[Region annotation records]
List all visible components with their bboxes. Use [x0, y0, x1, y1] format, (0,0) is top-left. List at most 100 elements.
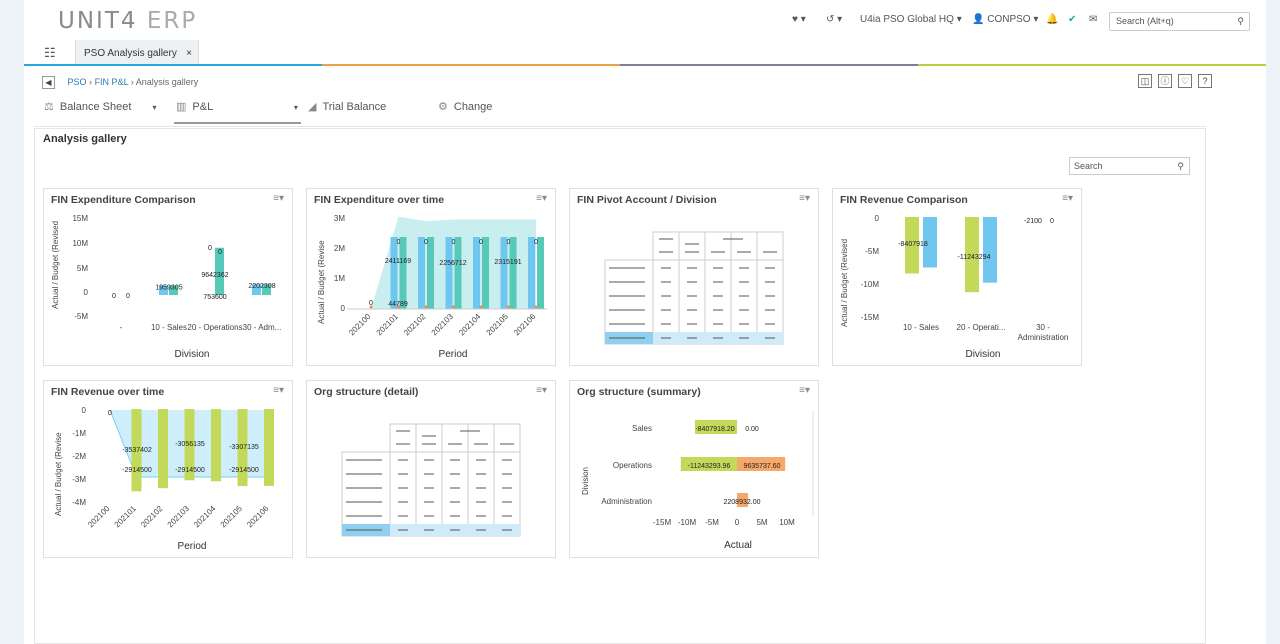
card-menu-icon[interactable]: ≡▾: [536, 385, 547, 396]
close-tab-icon[interactable]: ×: [186, 48, 192, 59]
notifications-icon[interactable]: 🔔: [1046, 14, 1059, 25]
menu-tab-balance-sheet[interactable]: ⚖ Balance Sheet ▾: [44, 101, 157, 113]
card-org-structure-detail[interactable]: Org structure (detail) ≡▾: [306, 380, 556, 558]
company-name: U4ia PSO Global HQ: [860, 14, 954, 25]
menu-tab-pl[interactable]: ▥ P&L ▾: [176, 101, 298, 113]
x-tick: 202105: [485, 312, 511, 338]
lightbulb-icon[interactable]: ⓘ: [1158, 74, 1172, 88]
bar: [737, 493, 749, 507]
favorites-icon[interactable]: ♥ ▾: [792, 14, 806, 25]
bar: [965, 217, 979, 293]
data-label: -8407918.20: [695, 426, 734, 433]
x-tick: 20 - Operati...: [957, 323, 1006, 332]
y-tick: 15M: [72, 214, 88, 223]
tasks-check-icon[interactable]: ✔: [1068, 14, 1077, 25]
data-label: -3307135: [229, 444, 259, 451]
bar: [537, 237, 544, 309]
data-label: 0: [1050, 218, 1054, 225]
card-title: FIN Pivot Account / Division: [577, 194, 717, 206]
card-revenue-comparison[interactable]: FIN Revenue Comparison ≡▾ Actual / Budge…: [832, 188, 1082, 366]
x-tick: -15M: [653, 518, 672, 527]
messages-icon[interactable]: ✉: [1089, 14, 1098, 25]
bar: [482, 237, 489, 309]
x-axis-label: Period: [439, 349, 468, 360]
chevron-down-icon[interactable]: ▾: [293, 103, 298, 112]
data-label: 2208932.00: [724, 499, 761, 506]
point: [397, 305, 400, 309]
card-expenditure-over-time[interactable]: FIN Expenditure over time ≡▾ Actual / Bu…: [306, 188, 556, 366]
x-tick: 202106: [245, 504, 271, 530]
pivot-table-thumbnail: [341, 423, 521, 537]
user-name: CONPSO: [987, 14, 1031, 25]
favorite-heart-icon[interactable]: ♡: [1178, 74, 1192, 88]
card-expenditure-comparison[interactable]: FIN Expenditure Comparison ≡▾ Actual / B…: [43, 188, 293, 366]
bar: [737, 457, 786, 471]
card-title: FIN Expenditure over time: [314, 194, 445, 206]
x-axis-label: Division: [174, 349, 209, 360]
bar: [215, 247, 224, 295]
bar: [211, 409, 221, 482]
y-tick: -10M: [861, 280, 880, 289]
bar: [983, 217, 997, 283]
x-tick: 10M: [779, 518, 795, 527]
card-menu-icon[interactable]: ≡▾: [799, 193, 810, 204]
bar: [905, 217, 919, 274]
tab-analysis-gallery[interactable]: PSO Analysis gallery ×: [75, 40, 199, 66]
chevron-down-icon[interactable]: ▾: [152, 103, 157, 112]
help-icon[interactable]: ?: [1198, 74, 1212, 88]
card-title: Org structure (detail): [314, 386, 419, 398]
chart-icon: ◢: [308, 101, 317, 113]
category-label: Operations: [613, 461, 652, 470]
card-menu-icon[interactable]: ≡▾: [536, 193, 547, 204]
data-label: 0: [112, 293, 116, 300]
y-tick: 10M: [72, 239, 88, 248]
x-tick: -5M: [705, 518, 719, 527]
x-tick: 202103: [166, 504, 192, 530]
gallery-search-input[interactable]: Search ⚲: [1069, 157, 1190, 175]
card-title: FIN Expenditure Comparison: [51, 194, 196, 206]
bar: [500, 237, 508, 309]
bar: [159, 285, 168, 295]
card-pivot-account-division[interactable]: FIN Pivot Account / Division ≡▾: [569, 188, 819, 366]
breadcrumb-fin-pl[interactable]: FIN P&L: [94, 76, 129, 87]
y-tick: 3M: [334, 214, 345, 223]
y-tick: -1M: [72, 429, 86, 438]
data-label: 0: [108, 410, 112, 417]
menu-tab-change[interactable]: ⚙ Change: [438, 101, 493, 113]
card-revenue-over-time[interactable]: FIN Revenue over time ≡▾ Actual / Budget…: [43, 380, 293, 558]
card-org-structure-summary[interactable]: Org structure (summary) ≡▾ Division Sale…: [569, 380, 819, 558]
x-axis-label: Period: [178, 541, 207, 552]
breadcrumb-pso[interactable]: PSO: [67, 76, 87, 87]
tab-bar: ☷ PSO Analysis gallery ×: [24, 40, 1266, 66]
data-label: -3056135: [175, 441, 205, 448]
back-button[interactable]: ◀: [42, 76, 55, 89]
data-label: -2100: [1024, 218, 1042, 225]
layout-icon[interactable]: ◫: [1138, 74, 1152, 88]
company-selector[interactable]: U4ia PSO Global HQ ▾: [860, 14, 962, 25]
y-tick: 0: [341, 304, 346, 313]
history-icon[interactable]: ↺ ▾: [826, 14, 843, 25]
card-menu-icon[interactable]: ≡▾: [799, 385, 810, 396]
bar: [390, 237, 398, 309]
x-tick: 0: [735, 518, 740, 527]
data-label: -11243293.96: [688, 463, 731, 470]
user-menu[interactable]: 👤 CONPSO ▾: [972, 14, 1039, 25]
bar: [528, 237, 535, 309]
chart-revenue-over-time: Actual / Budget (Revise 0 -1M -2M -3M -4…: [54, 406, 274, 552]
bar: [252, 284, 261, 295]
page-tools: ◫ ⓘ ♡?: [1132, 74, 1212, 88]
y-tick: -3M: [72, 475, 86, 484]
data-label: 2202308: [248, 283, 275, 290]
area-series: [371, 216, 536, 309]
global-search-input[interactable]: Search (Alt+q) ⚲: [1109, 12, 1250, 31]
data-label: 1959305: [155, 284, 182, 291]
card-menu-icon[interactable]: ≡▾: [273, 385, 284, 396]
card-menu-icon[interactable]: ≡▾: [273, 193, 284, 204]
pivot-header: [652, 231, 784, 261]
bar: [131, 409, 142, 492]
y-tick: -5M: [74, 312, 88, 321]
data-label: 0: [452, 239, 456, 246]
app-menu-icon[interactable]: ☷: [44, 45, 56, 60]
menu-tab-trial-balance[interactable]: ◢ Trial Balance: [308, 101, 387, 113]
card-menu-icon[interactable]: ≡▾: [1062, 193, 1073, 204]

OBJECTIVE: Reproduce verbatim every line of the records from the one containing "card-menu-icon[interactable]: ≡▾: [536, 385, 547, 396]" down to the one containing "menu-tab-pl[interactable]: ▥ P&L", including both of those lines.

RESULT BELOW:
card-menu-icon[interactable]: ≡▾: [536, 385, 547, 396]
close-tab-icon[interactable]: ×: [186, 48, 192, 59]
notifications-icon[interactable]: 🔔: [1046, 14, 1059, 25]
menu-tab-balance-sheet[interactable]: ⚖ Balance Sheet ▾: [44, 101, 157, 113]
card-org-structure-detail[interactable]: Org structure (detail) ≡▾: [306, 380, 556, 558]
company-name: U4ia PSO Global HQ: [860, 14, 954, 25]
menu-tab-pl[interactable]: ▥ P&L ▾: [176, 101, 298, 113]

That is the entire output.